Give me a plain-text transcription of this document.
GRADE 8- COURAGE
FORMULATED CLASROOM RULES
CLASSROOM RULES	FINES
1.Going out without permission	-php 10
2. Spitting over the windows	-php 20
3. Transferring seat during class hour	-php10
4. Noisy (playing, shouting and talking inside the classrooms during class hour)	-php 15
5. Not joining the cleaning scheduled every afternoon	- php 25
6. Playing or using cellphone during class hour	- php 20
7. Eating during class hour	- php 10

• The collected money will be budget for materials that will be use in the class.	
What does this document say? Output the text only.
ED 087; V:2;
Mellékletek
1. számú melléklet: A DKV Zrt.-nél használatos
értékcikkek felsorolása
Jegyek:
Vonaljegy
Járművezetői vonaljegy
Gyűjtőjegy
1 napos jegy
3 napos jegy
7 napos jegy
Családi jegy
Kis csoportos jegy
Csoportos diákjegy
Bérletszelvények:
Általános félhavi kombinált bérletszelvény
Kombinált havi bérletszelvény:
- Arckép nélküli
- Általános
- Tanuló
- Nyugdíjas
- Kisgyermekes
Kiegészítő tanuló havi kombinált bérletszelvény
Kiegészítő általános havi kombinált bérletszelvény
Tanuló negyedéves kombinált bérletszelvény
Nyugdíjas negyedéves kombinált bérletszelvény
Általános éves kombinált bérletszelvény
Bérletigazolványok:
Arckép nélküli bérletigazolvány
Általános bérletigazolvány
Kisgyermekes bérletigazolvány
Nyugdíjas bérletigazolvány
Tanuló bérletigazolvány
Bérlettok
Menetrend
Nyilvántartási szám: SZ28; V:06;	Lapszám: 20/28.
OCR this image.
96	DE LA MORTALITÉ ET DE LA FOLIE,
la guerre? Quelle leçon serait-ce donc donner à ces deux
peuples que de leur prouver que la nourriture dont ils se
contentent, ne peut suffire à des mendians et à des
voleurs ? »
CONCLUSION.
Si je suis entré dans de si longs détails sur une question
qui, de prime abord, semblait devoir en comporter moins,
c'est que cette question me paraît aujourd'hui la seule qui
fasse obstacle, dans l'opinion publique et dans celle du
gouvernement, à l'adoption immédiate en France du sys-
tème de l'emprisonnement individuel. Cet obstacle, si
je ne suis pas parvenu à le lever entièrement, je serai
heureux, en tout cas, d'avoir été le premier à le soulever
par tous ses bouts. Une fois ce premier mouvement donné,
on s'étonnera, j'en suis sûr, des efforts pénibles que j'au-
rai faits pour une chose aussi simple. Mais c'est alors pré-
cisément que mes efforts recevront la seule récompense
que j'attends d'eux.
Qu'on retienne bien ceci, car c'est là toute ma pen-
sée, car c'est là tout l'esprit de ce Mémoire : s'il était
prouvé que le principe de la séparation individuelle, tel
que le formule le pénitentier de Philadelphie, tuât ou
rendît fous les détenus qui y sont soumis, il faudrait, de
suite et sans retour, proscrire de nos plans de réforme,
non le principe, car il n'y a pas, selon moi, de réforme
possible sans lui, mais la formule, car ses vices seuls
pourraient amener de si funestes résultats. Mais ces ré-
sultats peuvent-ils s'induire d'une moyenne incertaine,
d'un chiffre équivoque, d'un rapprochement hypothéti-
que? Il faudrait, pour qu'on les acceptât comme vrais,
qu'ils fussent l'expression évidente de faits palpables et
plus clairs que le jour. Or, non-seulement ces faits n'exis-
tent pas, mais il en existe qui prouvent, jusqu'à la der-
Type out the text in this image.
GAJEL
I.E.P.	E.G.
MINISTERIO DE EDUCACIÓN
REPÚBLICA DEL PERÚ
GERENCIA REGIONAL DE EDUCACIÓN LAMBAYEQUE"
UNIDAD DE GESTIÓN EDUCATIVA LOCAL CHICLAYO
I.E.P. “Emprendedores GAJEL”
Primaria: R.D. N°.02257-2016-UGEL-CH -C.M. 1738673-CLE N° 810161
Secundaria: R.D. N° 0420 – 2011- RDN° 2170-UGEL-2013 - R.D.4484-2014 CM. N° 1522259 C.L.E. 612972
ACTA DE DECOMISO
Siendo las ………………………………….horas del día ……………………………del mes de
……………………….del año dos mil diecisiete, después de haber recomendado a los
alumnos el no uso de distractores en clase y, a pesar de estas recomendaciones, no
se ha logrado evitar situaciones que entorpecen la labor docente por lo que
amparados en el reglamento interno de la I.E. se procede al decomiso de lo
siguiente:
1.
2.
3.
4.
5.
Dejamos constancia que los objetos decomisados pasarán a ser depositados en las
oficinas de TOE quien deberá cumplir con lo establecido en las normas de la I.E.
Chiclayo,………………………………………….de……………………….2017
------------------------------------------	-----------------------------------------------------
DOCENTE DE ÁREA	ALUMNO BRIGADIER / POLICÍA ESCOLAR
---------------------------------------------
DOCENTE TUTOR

---+---

Set task: List all lines holding the string "image".

Answer below:
OCR this image.
Type out the text in this image.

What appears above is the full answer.